[EXERCISE INSTRUCTIONS] Copy out every line of the records where the string "text" occurs.

[MATERIAL PROVIDED]
+===+
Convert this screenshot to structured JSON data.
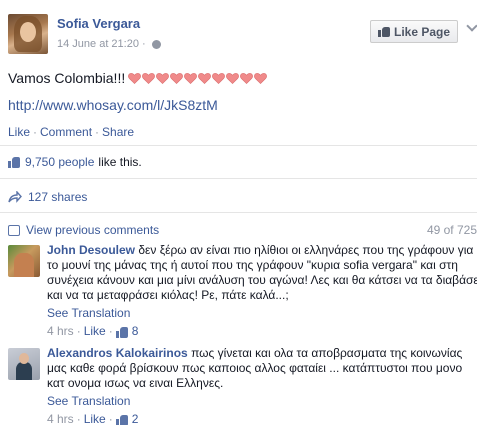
{
  "post": {
    "author": "Sofia Vergara",
    "timestamp": "14 June at 21:20 ·",
    "like_page_label": "Like Page",
    "text": "Vamos Colombia!!!",
    "heart_count_visible": 10,
    "heart_color": "#f08a8a",
    "link": "http://www.whosay.com/l/JkS8ztM",
    "actions": [
      "Like",
      "Comment",
      "Share"
    ]
  },
  "stats": {
    "likes_count": "9,750 people",
    "likes_suffix": "like this.",
    "shares": "127 shares"
  },
  "comments_section": {
    "view_previous": "View previous comments",
    "count": "49 of 725"
  },
  "comments": [
    {
      "author": "John Desoulew",
      "lines": [
        "δεν ξέρω αν είναι πιο ηλίθιοι οι ελληνάρες που της γράφουν για",
        "το μουνί της μάνας της ή αυτοί που της γράφουν \"κυρια sofia vergara\" και στη",
        "συνέχεια κάνουν και μια μίνι ανάλυση του αγώνα! Λες και θα κάτσει να τα διαβάσει",
        "και να τα μεταφράσει κιόλας! Ρε, πάτε καλά...;"
      ],
      "see_translation": "See Translation",
      "time": "4 hrs",
      "like_label": "Like",
      "likes": "8"
    },
    {
      "author": "Alexandros Kalokairinos",
      "lines": [
        "πως γίνεται και ολα τα αποβρασματα της κοινωνίας",
        "μας καθε φορά βρίσκουν πως καποιος αλλος φαταίει ... κατάπτυστοι που μονο",
        "κατ ονομα ισως να ειναι Ελληνες."
      ],
      "see_translation": "See Translation",
      "time": "4 hrs",
      "like_label": "Like",
      "likes": "2"
    }
  ],
  "colors": {
    "link": "#3b5998",
    "meta": "#9197a3",
    "text": "#141823"
  }
}
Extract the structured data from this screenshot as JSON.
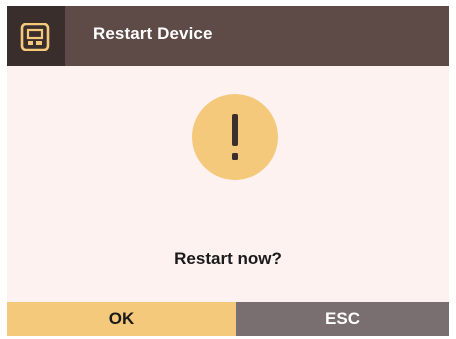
{
  "dialog": {
    "title": "Restart Device",
    "message": "Restart now?",
    "icon": "warning-exclamation-icon",
    "app_icon": "device-icon"
  },
  "buttons": {
    "ok_label": "OK",
    "esc_label": "ESC"
  },
  "colors": {
    "titlebar": "#5e4a47",
    "app_icon_bg": "#3a2e2c",
    "background": "#fdf2f0",
    "accent": "#f4c97c",
    "secondary_button": "#7a6f70"
  }
}
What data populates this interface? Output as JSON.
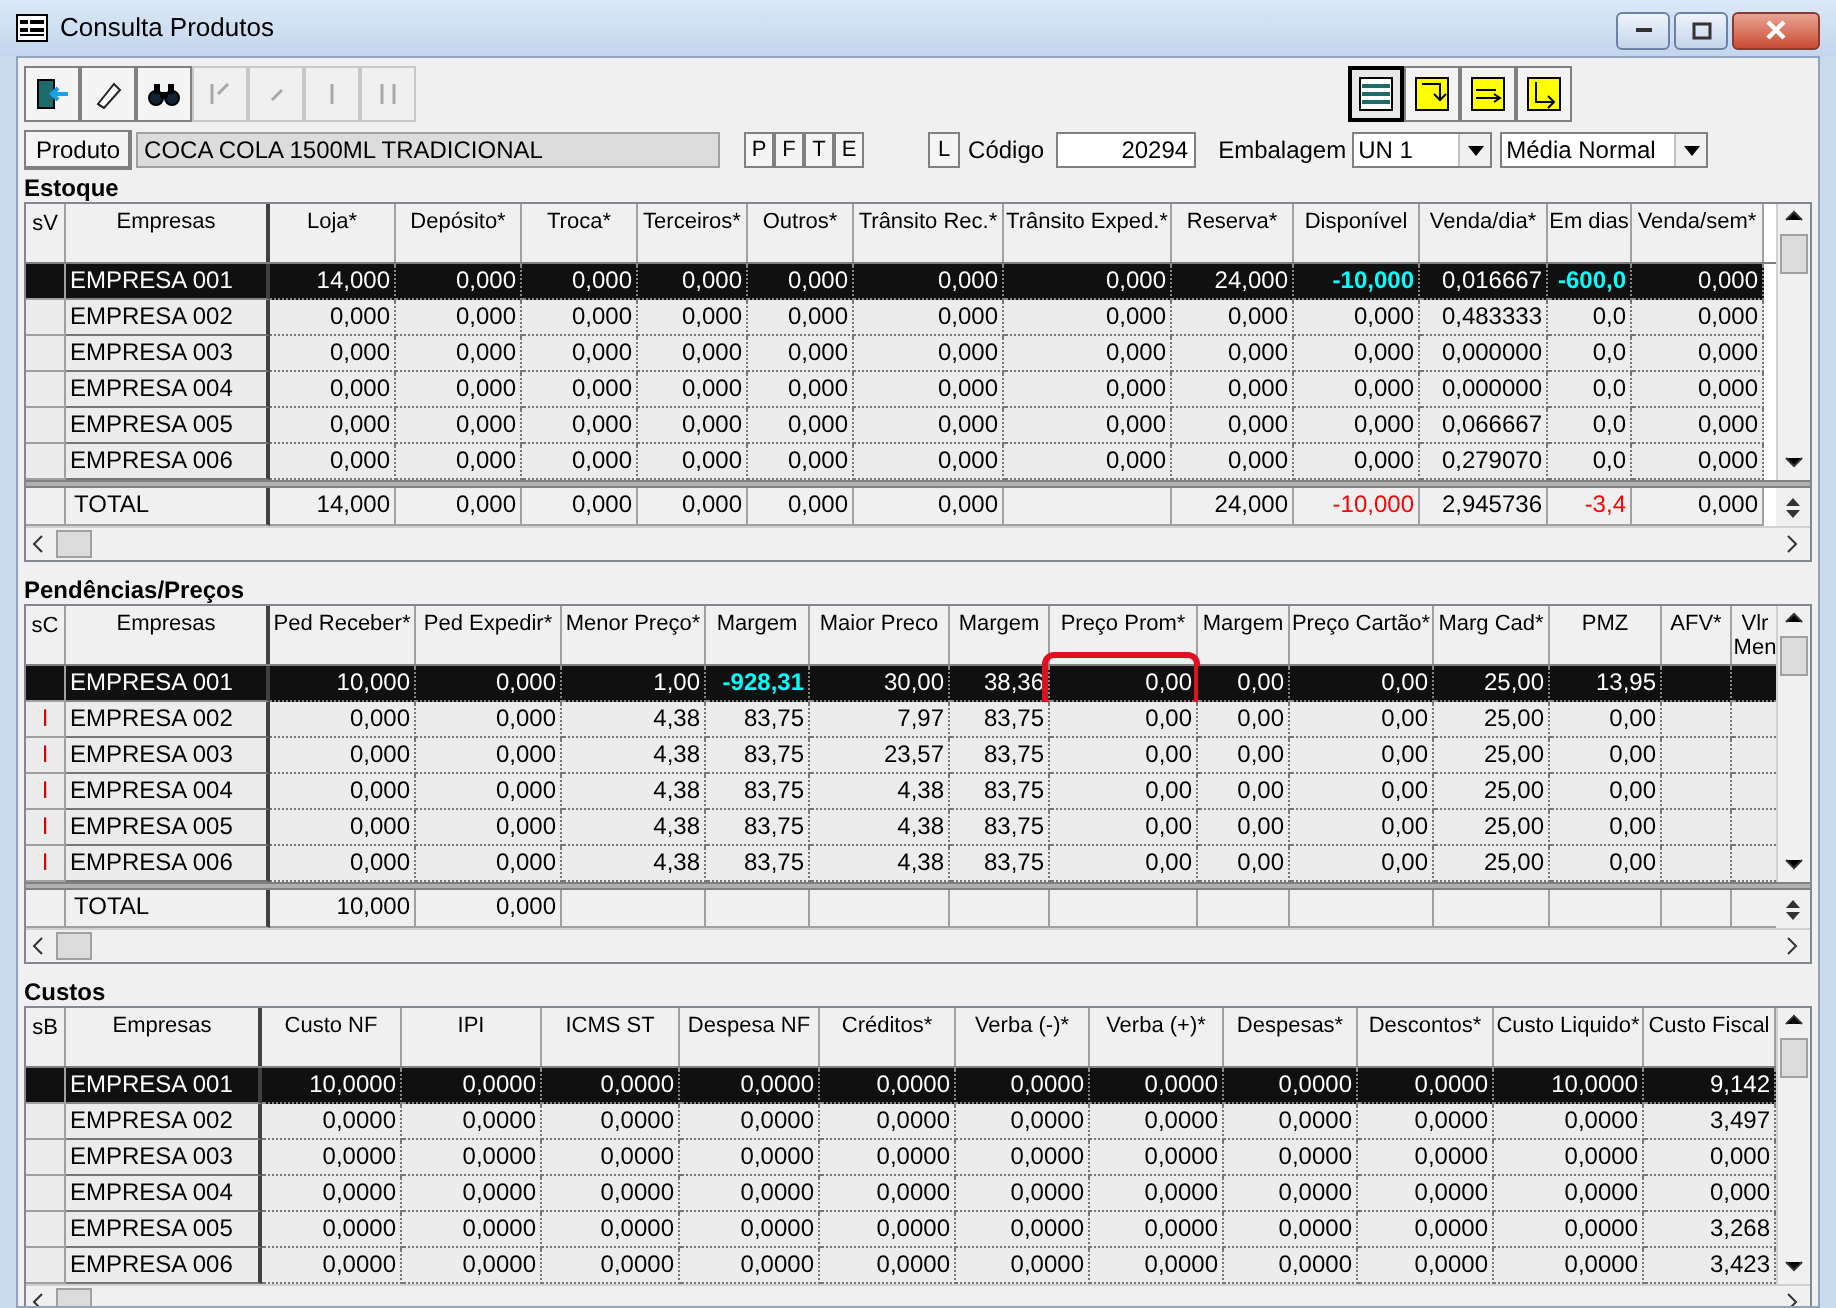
{
  "window": {
    "title": "Consulta Produtos"
  },
  "toolbar": [
    {
      "kind": "exit",
      "disabled": false
    },
    {
      "kind": "erase",
      "disabled": false
    },
    {
      "kind": "search",
      "disabled": false
    },
    {
      "kind": "first",
      "disabled": true
    },
    {
      "kind": "prev",
      "disabled": true
    },
    {
      "kind": "next",
      "disabled": true
    },
    {
      "kind": "last",
      "disabled": true
    }
  ],
  "view_buttons": [
    {
      "kind": "list",
      "selected": true
    },
    {
      "kind": "in",
      "selected": false
    },
    {
      "kind": "swap",
      "selected": false
    },
    {
      "kind": "out",
      "selected": false
    }
  ],
  "product": {
    "button": "Produto",
    "value": "COCA COLA 1500ML TRADICIONAL",
    "flags": [
      "P",
      "F",
      "T",
      "E"
    ],
    "l_button": "L",
    "code_label": "Código",
    "code": "20294",
    "pack_label": "Embalagem",
    "pack": "UN  1",
    "average": "Média Normal"
  },
  "grids": [
    {
      "title": "Estoque",
      "marker_header": "sV",
      "columns": [
        "Empresas",
        "Loja*",
        "Depósito*",
        "Troca*",
        "Terceiros*",
        "Outros*",
        "Trânsito Rec.*",
        "Trânsito Exped.*",
        "Reserva*",
        "Disponível",
        "Venda/dia*",
        "Em dias",
        "Venda/sem*"
      ],
      "rows": [
        {
          "selected": true,
          "cells": [
            "EMPRESA 001",
            "14,000",
            "0,000",
            "0,000",
            "0,000",
            "0,000",
            "0,000",
            "0,000",
            "24,000",
            {
              "text": "-10,000",
              "color": "#00ffff"
            },
            "0,016667",
            {
              "text": "-600,0",
              "color": "#00ffff"
            },
            "0,000"
          ]
        },
        {
          "selected": false,
          "cells": [
            "EMPRESA 002",
            "0,000",
            "0,000",
            "0,000",
            "0,000",
            "0,000",
            "0,000",
            "0,000",
            "0,000",
            "0,000",
            "0,483333",
            "0,0",
            "0,000"
          ]
        },
        {
          "selected": false,
          "cells": [
            "EMPRESA 003",
            "0,000",
            "0,000",
            "0,000",
            "0,000",
            "0,000",
            "0,000",
            "0,000",
            "0,000",
            "0,000",
            "0,000000",
            "0,0",
            "0,000"
          ]
        },
        {
          "selected": false,
          "cells": [
            "EMPRESA 004",
            "0,000",
            "0,000",
            "0,000",
            "0,000",
            "0,000",
            "0,000",
            "0,000",
            "0,000",
            "0,000",
            "0,000000",
            "0,0",
            "0,000"
          ]
        },
        {
          "selected": false,
          "cells": [
            "EMPRESA 005",
            "0,000",
            "0,000",
            "0,000",
            "0,000",
            "0,000",
            "0,000",
            "0,000",
            "0,000",
            "0,000",
            "0,066667",
            "0,0",
            "0,000"
          ]
        },
        {
          "selected": false,
          "cells": [
            "EMPRESA 006",
            "0,000",
            "0,000",
            "0,000",
            "0,000",
            "0,000",
            "0,000",
            "0,000",
            "0,000",
            "0,000",
            "0,279070",
            "0,0",
            "0,000"
          ]
        }
      ],
      "total": [
        "TOTAL",
        "14,000",
        "0,000",
        "0,000",
        "0,000",
        "0,000",
        "0,000",
        {
          "text": "24,000",
          "gap_before": true
        },
        {
          "text": "-10,000",
          "color": "#ff0000"
        },
        "2,945736",
        {
          "text": "-3,4",
          "color": "#ff0000"
        },
        "0,000"
      ]
    },
    {
      "title": "Pendências/Preços",
      "marker_header": "sC",
      "columns": [
        "Empresas",
        "Ped Receber*",
        "Ped Expedir*",
        "Menor Preço*",
        "Margem",
        "Maior Preco",
        "Margem",
        "Preço Prom*",
        "Margem",
        "Preço Cartão*",
        "Marg Cad*",
        "PMZ",
        "AFV*",
        "Vlr Men"
      ],
      "rows": [
        {
          "selected": true,
          "cells": [
            "EMPRESA 001",
            "10,000",
            "0,000",
            "1,00",
            {
              "text": "-928,31",
              "color": "#00ffff"
            },
            "30,00",
            "38,36",
            {
              "text": "0,00",
              "outlined": true
            },
            "0,00",
            "0,00",
            "25,00",
            "13,95"
          ]
        },
        {
          "selected": false,
          "marker": "I",
          "cells": [
            "EMPRESA 002",
            "0,000",
            "0,000",
            "4,38",
            "83,75",
            "7,97",
            "83,75",
            "0,00",
            "0,00",
            "0,00",
            "25,00",
            "0,00"
          ]
        },
        {
          "selected": false,
          "marker": "I",
          "cells": [
            "EMPRESA 003",
            "0,000",
            "0,000",
            "4,38",
            "83,75",
            "23,57",
            "83,75",
            "0,00",
            "0,00",
            "0,00",
            "25,00",
            "0,00"
          ]
        },
        {
          "selected": false,
          "marker": "I",
          "cells": [
            "EMPRESA 004",
            "0,000",
            "0,000",
            "4,38",
            "83,75",
            "4,38",
            "83,75",
            "0,00",
            "0,00",
            "0,00",
            "25,00",
            "0,00"
          ]
        },
        {
          "selected": false,
          "marker": "I",
          "cells": [
            "EMPRESA 005",
            "0,000",
            "0,000",
            "4,38",
            "83,75",
            "4,38",
            "83,75",
            "0,00",
            "0,00",
            "0,00",
            "25,00",
            "0,00"
          ]
        },
        {
          "selected": false,
          "marker": "I",
          "cells": [
            "EMPRESA 006",
            "0,000",
            "0,000",
            "4,38",
            "83,75",
            "4,38",
            "83,75",
            "0,00",
            "0,00",
            "0,00",
            "25,00",
            "0,00"
          ]
        }
      ],
      "total": [
        "TOTAL",
        "10,000",
        "0,000"
      ]
    },
    {
      "title": "Custos",
      "marker_header": "sB",
      "columns": [
        "Empresas",
        "Custo NF",
        "IPI",
        "ICMS ST",
        "Despesa NF",
        "Créditos*",
        "Verba (-)*",
        "Verba (+)*",
        "Despesas*",
        "Descontos*",
        "Custo Liquido*",
        "Custo Fiscal"
      ],
      "rows": [
        {
          "selected": true,
          "cells": [
            "EMPRESA 001",
            "10,0000",
            "0,0000",
            "0,0000",
            "0,0000",
            "0,0000",
            "0,0000",
            "0,0000",
            "0,0000",
            "0,0000",
            "10,0000",
            "9,142"
          ]
        },
        {
          "selected": false,
          "cells": [
            "EMPRESA 002",
            "0,0000",
            "0,0000",
            "0,0000",
            "0,0000",
            "0,0000",
            "0,0000",
            "0,0000",
            "0,0000",
            "0,0000",
            "0,0000",
            "3,497"
          ]
        },
        {
          "selected": false,
          "cells": [
            "EMPRESA 003",
            "0,0000",
            "0,0000",
            "0,0000",
            "0,0000",
            "0,0000",
            "0,0000",
            "0,0000",
            "0,0000",
            "0,0000",
            "0,0000",
            "0,000"
          ]
        },
        {
          "selected": false,
          "cells": [
            "EMPRESA 004",
            "0,0000",
            "0,0000",
            "0,0000",
            "0,0000",
            "0,0000",
            "0,0000",
            "0,0000",
            "0,0000",
            "0,0000",
            "0,0000",
            "0,000"
          ]
        },
        {
          "selected": false,
          "cells": [
            "EMPRESA 005",
            "0,0000",
            "0,0000",
            "0,0000",
            "0,0000",
            "0,0000",
            "0,0000",
            "0,0000",
            "0,0000",
            "0,0000",
            "0,0000",
            "3,268"
          ]
        },
        {
          "selected": false,
          "cells": [
            "EMPRESA 006",
            "0,0000",
            "0,0000",
            "0,0000",
            "0,0000",
            "0,0000",
            "0,0000",
            "0,0000",
            "0,0000",
            "0,0000",
            "0,0000",
            "3,423"
          ]
        }
      ]
    }
  ]
}
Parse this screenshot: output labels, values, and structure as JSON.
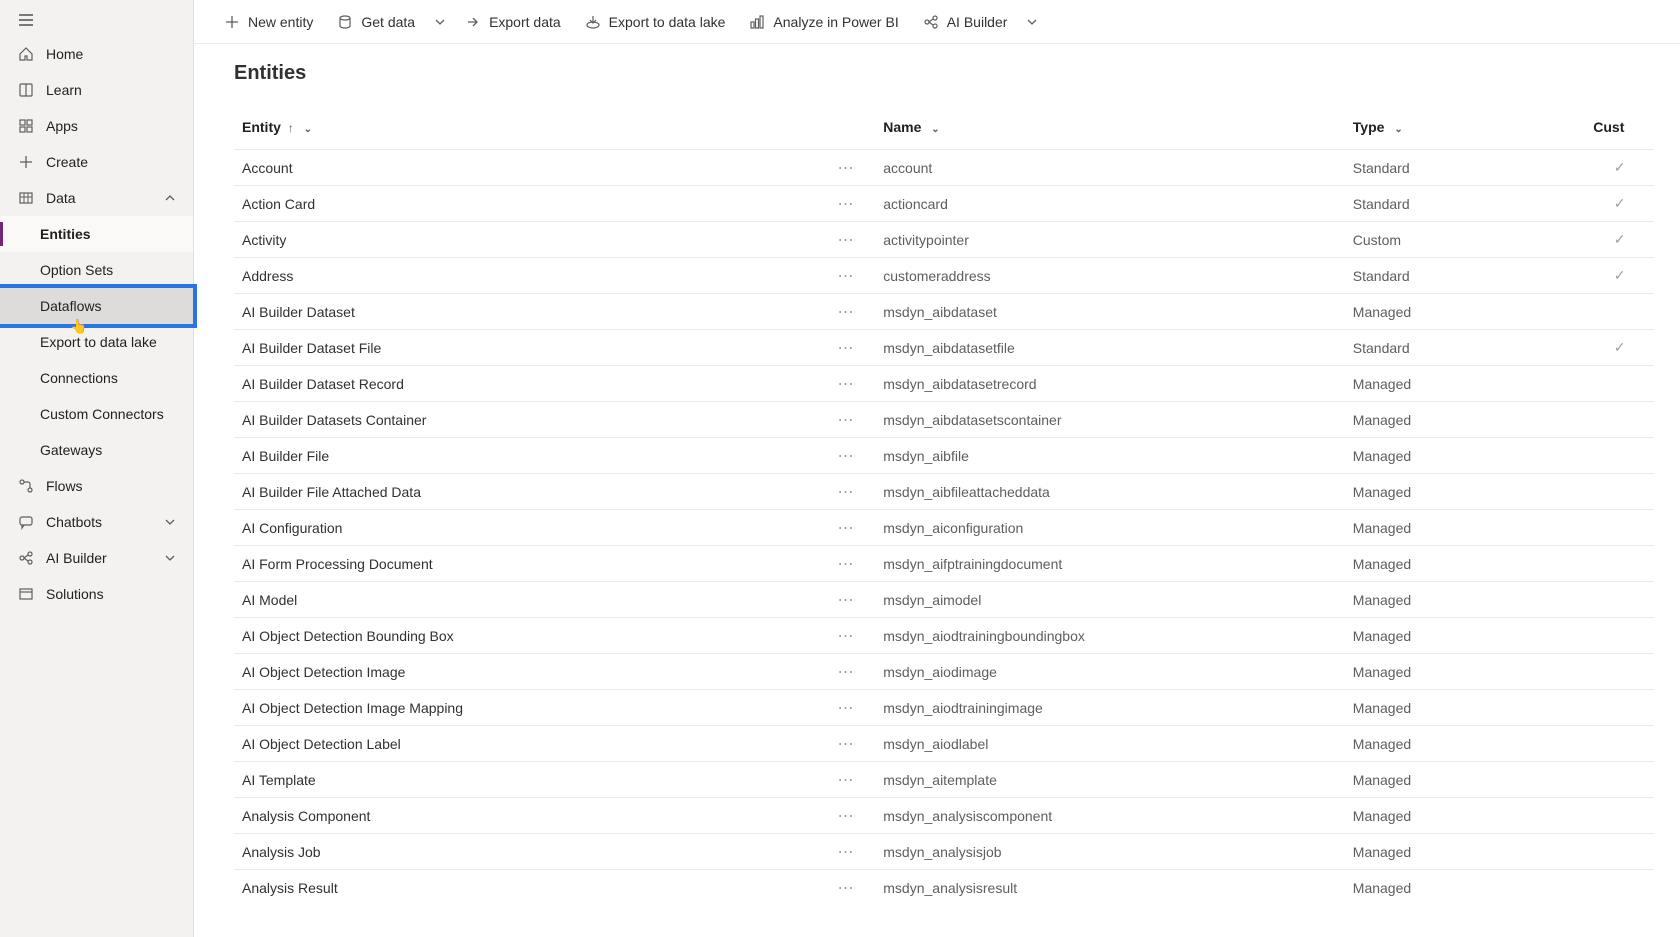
+===+
[RESPONSE TO THIS TASK]
    "text": "Vamos Colombia!!!",
    "text": "#141823"
              "text": "-10,000",
              "text": "-600,0",
          "text": "24,000",
          "text": "-10,000",
          "text": "-3,4",
              "text": "-928,31",
              "text": "0,00",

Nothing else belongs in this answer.